_Extracted material_:
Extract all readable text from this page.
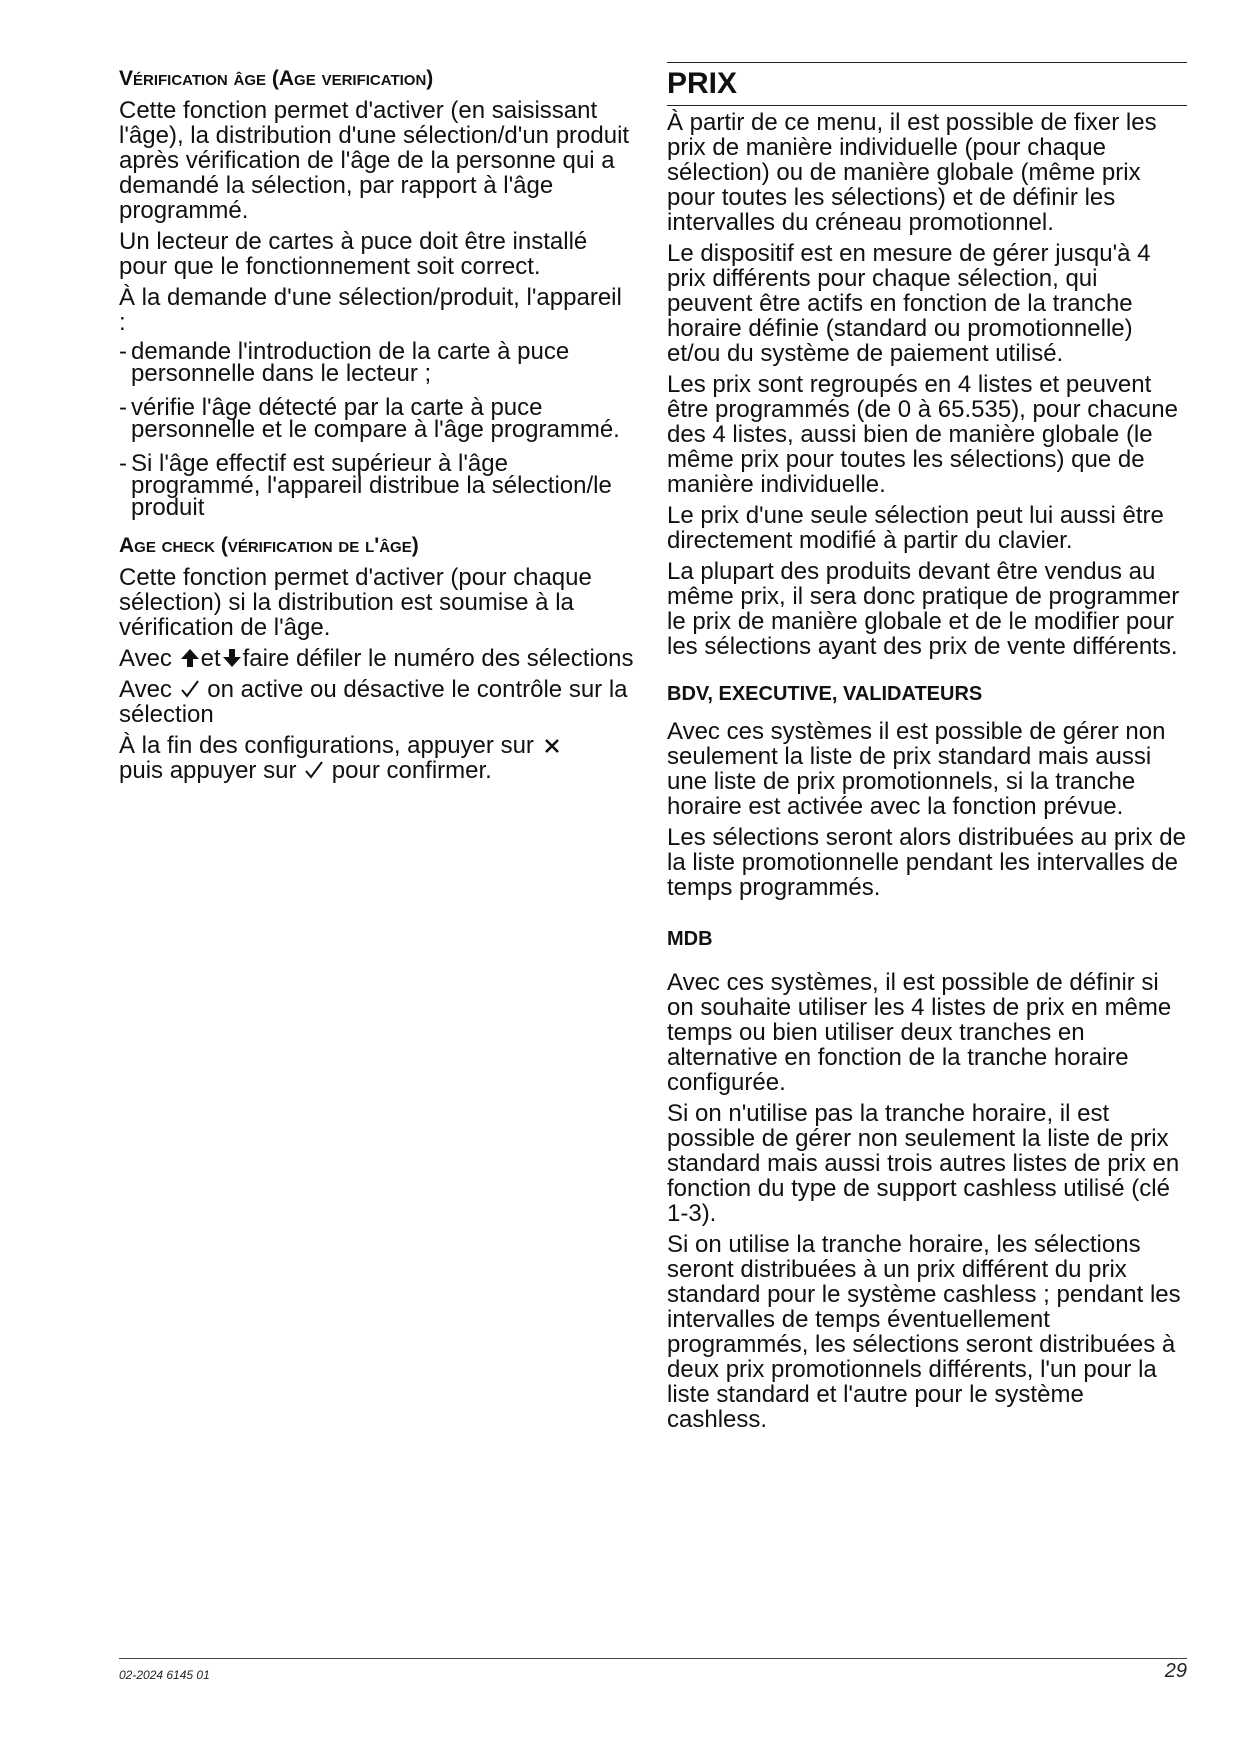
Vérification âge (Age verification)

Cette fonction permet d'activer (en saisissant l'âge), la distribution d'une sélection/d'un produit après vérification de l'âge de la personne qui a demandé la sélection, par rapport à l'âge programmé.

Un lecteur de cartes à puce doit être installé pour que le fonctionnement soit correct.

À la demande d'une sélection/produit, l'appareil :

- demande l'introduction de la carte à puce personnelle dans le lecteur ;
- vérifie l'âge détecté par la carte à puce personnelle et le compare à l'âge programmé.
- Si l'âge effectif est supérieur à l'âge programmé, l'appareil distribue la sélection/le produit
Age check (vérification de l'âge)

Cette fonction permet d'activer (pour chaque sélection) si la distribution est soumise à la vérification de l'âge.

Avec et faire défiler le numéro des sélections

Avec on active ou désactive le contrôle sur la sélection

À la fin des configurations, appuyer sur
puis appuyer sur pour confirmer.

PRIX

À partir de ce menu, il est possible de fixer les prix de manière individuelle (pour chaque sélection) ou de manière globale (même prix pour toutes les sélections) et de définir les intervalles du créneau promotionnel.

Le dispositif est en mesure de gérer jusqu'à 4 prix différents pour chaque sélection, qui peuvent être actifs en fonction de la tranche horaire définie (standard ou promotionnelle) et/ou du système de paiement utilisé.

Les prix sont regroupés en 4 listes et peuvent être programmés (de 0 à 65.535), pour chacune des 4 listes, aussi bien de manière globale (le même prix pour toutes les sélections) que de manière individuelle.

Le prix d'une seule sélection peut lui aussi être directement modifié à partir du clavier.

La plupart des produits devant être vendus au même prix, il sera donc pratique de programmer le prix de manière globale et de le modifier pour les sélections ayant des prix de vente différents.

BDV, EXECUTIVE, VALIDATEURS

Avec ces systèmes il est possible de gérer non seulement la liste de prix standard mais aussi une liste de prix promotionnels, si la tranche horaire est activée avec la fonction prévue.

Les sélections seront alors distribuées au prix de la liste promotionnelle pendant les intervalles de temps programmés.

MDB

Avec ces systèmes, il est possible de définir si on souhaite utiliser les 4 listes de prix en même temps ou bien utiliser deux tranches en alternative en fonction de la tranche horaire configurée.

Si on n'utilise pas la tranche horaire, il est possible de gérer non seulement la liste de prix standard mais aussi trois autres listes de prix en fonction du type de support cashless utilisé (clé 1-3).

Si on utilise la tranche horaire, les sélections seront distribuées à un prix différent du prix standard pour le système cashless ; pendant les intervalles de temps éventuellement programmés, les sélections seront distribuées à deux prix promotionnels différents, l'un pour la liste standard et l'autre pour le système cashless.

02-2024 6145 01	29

...

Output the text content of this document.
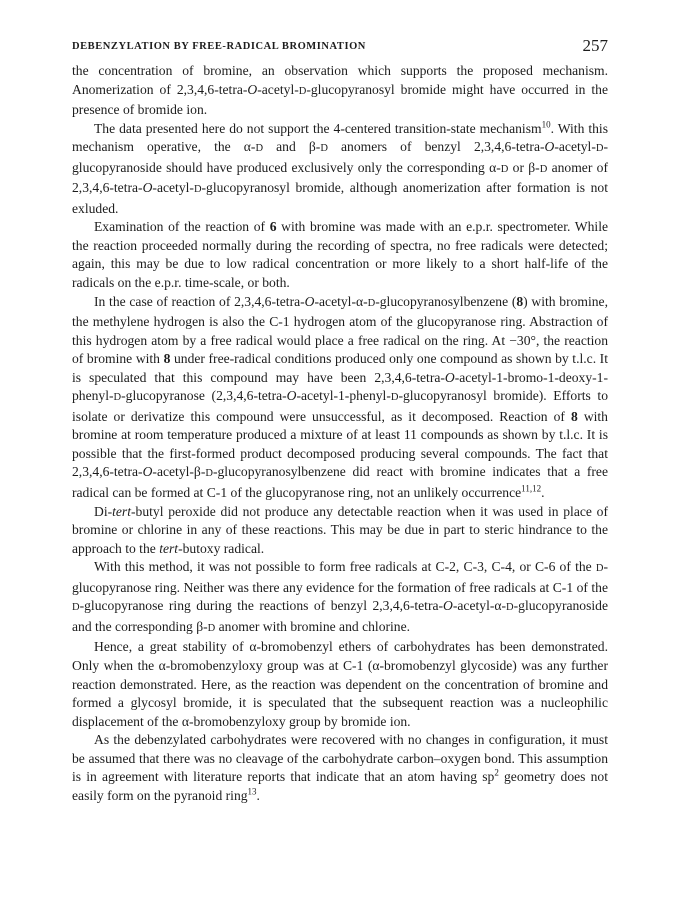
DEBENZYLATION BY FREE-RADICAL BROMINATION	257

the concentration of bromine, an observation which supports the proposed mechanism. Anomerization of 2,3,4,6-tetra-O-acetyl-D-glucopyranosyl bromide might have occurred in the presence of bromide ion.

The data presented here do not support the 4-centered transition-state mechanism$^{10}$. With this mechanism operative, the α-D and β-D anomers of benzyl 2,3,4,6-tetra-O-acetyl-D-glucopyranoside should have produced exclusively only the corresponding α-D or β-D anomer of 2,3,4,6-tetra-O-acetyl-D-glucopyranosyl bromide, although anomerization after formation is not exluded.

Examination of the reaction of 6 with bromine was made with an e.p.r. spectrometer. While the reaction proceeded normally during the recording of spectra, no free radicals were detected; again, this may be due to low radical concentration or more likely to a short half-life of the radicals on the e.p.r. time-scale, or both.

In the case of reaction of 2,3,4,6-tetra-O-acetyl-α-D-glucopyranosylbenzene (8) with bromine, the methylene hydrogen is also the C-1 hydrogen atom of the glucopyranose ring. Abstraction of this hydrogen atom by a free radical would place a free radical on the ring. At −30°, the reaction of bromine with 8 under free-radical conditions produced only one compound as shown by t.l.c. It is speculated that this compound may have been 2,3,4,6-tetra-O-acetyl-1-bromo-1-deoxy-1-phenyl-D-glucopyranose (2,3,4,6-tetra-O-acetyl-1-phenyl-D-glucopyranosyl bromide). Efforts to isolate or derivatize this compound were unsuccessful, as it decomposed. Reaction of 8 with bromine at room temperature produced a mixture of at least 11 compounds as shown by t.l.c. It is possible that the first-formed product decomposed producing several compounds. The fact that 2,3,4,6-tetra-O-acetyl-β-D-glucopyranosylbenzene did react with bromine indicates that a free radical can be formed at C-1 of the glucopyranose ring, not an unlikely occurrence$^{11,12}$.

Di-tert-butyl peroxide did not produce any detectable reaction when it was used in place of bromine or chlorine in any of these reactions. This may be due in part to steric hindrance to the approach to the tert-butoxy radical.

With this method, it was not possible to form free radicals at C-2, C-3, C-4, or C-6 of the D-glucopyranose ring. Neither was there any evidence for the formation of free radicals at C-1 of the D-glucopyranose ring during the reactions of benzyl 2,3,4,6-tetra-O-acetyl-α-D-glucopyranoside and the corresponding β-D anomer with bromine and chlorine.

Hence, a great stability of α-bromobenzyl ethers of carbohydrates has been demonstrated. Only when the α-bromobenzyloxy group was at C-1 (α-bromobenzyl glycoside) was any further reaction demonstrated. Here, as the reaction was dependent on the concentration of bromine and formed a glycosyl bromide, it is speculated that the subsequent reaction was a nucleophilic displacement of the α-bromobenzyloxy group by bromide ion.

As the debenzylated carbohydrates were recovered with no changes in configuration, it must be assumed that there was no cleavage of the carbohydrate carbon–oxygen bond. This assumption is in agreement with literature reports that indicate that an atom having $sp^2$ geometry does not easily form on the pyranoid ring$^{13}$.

...

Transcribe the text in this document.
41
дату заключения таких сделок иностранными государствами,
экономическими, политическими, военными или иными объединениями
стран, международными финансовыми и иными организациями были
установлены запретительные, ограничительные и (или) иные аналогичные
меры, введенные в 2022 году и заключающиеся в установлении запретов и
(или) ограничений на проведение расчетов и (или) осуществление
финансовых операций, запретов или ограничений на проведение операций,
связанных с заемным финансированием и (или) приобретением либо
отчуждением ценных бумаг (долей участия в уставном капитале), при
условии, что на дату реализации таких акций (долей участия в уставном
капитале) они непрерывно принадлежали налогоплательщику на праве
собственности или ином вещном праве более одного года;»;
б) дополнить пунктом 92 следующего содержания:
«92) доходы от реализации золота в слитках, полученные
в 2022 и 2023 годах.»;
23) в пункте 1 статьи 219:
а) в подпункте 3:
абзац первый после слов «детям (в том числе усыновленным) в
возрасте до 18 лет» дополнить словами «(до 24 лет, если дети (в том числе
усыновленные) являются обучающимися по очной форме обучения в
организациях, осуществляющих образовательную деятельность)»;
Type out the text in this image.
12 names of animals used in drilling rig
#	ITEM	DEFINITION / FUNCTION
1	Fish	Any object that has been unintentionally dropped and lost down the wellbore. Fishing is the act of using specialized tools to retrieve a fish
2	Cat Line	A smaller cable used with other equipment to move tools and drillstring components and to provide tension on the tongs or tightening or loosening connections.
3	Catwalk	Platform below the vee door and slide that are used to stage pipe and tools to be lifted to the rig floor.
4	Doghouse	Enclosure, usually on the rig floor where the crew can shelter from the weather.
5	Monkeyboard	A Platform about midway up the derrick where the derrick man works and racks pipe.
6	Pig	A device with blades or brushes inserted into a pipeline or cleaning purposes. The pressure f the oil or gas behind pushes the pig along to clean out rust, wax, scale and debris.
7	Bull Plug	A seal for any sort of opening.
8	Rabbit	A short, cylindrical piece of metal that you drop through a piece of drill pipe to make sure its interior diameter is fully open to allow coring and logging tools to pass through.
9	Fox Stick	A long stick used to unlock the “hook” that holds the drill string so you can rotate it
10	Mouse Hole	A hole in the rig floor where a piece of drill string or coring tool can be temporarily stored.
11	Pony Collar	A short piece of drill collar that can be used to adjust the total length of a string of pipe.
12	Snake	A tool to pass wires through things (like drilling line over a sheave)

_Request_: Copy out each line in the listing that has the word "reactions".

_Result of this exercise_:
Di-tert-butyl peroxide did not produce any detectable reaction when it was used in place of bromine or chlorine in any of these reactions. This may be due in part to steric hindrance to the approach to the tert-butoxy radical.
With this method, it was not possible to form free radicals at C-2, C-3, C-4, or C-6 of the D-glucopyranose ring. Neither was there any evidence for the formation of free radicals at C-1 of the D-glucopyranose ring during the reactions of benzyl 2,3,4,6-tetra-O-acetyl-α-D-glucopyranoside and the corresponding β-D anomer with bromine and chlorine.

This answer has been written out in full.